» **Exercise objective**
State how many lines of the listing below include the word "screenshot". Give only the number.
*** Data for the task ***
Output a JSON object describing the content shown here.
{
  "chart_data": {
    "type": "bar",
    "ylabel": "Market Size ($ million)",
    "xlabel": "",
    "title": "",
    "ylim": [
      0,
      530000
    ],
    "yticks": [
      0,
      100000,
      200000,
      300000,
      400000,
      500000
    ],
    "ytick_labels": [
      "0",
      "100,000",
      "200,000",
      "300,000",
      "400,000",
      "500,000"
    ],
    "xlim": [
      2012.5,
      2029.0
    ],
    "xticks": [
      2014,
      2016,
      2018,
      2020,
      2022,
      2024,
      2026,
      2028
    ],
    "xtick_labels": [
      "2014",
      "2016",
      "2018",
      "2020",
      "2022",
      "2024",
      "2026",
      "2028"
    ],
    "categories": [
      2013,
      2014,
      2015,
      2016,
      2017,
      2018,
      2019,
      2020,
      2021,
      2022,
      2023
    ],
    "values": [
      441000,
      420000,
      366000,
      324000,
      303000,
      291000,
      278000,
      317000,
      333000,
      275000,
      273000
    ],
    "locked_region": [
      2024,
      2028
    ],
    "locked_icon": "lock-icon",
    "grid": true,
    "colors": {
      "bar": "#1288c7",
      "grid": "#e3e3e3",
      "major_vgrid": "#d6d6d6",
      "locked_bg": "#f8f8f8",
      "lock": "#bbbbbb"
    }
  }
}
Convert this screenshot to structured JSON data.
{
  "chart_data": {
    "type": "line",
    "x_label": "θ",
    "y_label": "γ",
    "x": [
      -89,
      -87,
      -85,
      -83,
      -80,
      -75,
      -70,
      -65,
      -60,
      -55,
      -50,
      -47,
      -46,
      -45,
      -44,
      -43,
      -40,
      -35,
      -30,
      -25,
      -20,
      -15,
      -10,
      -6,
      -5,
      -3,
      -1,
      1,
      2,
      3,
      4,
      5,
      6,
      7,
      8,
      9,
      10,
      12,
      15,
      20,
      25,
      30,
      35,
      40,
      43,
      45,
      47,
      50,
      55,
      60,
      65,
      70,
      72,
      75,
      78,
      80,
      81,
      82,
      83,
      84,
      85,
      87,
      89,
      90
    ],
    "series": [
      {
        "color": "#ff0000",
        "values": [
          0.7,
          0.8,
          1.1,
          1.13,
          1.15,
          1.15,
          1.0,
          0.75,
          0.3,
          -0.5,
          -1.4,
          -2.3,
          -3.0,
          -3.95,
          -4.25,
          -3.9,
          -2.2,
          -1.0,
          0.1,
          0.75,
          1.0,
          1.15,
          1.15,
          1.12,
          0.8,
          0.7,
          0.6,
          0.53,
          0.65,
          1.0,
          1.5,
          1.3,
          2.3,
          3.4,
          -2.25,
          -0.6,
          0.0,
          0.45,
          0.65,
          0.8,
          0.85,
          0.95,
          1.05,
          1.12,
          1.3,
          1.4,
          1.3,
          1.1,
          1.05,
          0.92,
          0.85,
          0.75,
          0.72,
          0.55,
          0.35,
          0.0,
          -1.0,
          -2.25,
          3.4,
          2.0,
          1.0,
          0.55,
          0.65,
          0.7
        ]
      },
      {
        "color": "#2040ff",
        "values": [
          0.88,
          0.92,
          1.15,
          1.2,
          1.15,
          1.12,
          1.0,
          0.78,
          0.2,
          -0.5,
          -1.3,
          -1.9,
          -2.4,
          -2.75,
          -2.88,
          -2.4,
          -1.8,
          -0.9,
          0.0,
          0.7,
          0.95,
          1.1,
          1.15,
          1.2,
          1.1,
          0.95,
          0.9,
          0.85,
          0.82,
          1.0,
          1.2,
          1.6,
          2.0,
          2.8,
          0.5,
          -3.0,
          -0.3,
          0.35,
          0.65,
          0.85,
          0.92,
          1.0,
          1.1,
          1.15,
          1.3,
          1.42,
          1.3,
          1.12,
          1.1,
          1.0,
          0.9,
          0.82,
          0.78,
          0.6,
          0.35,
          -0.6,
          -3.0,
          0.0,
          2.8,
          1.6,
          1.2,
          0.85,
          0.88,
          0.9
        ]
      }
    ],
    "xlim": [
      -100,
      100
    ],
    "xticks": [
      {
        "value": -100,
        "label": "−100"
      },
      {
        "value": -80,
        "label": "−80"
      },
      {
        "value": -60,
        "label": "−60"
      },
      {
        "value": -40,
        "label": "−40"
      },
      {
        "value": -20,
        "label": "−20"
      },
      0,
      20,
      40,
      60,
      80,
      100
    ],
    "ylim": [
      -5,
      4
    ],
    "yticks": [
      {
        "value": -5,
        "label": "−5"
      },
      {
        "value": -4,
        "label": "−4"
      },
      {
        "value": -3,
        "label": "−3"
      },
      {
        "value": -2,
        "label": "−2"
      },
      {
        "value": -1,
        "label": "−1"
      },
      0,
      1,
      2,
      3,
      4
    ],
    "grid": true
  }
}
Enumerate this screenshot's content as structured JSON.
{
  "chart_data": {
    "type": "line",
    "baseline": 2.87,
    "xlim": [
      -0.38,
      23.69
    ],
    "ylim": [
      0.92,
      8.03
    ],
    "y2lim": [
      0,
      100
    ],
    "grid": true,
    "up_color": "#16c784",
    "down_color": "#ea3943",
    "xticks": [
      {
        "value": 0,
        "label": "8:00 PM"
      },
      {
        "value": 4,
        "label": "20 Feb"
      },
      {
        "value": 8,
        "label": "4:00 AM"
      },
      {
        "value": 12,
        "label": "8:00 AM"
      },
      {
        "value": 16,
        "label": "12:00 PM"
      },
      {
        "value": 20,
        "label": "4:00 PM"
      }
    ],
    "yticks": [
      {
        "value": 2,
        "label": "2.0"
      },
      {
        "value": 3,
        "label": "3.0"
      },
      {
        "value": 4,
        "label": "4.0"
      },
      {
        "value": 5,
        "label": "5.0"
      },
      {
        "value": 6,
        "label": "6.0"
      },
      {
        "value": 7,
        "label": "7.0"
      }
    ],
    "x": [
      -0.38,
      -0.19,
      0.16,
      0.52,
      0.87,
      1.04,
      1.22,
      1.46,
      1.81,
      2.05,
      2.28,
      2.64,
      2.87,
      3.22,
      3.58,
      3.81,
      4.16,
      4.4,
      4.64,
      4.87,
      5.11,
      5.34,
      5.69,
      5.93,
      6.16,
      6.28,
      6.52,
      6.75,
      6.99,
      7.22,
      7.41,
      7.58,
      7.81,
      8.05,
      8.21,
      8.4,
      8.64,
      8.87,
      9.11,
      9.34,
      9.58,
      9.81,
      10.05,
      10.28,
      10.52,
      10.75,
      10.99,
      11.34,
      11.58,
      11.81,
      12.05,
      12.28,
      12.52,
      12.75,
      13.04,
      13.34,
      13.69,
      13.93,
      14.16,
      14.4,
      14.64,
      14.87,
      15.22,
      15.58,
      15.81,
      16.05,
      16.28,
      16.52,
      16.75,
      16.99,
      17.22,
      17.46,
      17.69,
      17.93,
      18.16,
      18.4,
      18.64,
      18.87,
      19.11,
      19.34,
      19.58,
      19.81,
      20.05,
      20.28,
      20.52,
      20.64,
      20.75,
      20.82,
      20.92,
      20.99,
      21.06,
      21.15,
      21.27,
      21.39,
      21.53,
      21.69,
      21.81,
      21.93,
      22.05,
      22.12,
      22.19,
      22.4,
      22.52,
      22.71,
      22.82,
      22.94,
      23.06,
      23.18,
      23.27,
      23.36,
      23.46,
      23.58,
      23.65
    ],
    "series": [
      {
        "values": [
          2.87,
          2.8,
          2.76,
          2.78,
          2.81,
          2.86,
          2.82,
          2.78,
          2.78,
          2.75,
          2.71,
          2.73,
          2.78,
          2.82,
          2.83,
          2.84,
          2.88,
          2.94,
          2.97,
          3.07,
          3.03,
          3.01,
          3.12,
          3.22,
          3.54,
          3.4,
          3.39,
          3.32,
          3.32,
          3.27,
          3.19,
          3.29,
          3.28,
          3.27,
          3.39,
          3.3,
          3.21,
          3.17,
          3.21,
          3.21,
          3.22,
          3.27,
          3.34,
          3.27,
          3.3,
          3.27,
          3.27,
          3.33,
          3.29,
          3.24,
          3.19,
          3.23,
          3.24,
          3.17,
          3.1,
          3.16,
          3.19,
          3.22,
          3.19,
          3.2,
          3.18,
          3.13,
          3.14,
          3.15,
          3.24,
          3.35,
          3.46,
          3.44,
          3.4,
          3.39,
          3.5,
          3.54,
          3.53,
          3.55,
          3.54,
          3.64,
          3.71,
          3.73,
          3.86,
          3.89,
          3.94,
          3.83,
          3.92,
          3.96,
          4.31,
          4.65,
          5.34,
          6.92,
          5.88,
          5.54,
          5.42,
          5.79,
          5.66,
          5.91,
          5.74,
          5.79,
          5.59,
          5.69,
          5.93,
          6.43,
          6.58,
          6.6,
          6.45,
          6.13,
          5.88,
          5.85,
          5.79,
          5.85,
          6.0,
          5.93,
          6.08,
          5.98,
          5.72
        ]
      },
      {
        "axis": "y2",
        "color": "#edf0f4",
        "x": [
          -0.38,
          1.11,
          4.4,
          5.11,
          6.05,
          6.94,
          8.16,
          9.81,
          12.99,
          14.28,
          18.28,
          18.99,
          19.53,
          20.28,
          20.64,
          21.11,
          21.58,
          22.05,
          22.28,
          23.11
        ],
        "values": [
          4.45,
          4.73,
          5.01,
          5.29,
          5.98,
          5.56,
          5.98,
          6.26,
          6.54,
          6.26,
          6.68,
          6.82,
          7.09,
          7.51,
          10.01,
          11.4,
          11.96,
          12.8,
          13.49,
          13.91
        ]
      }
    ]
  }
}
***
» **Correct result**
2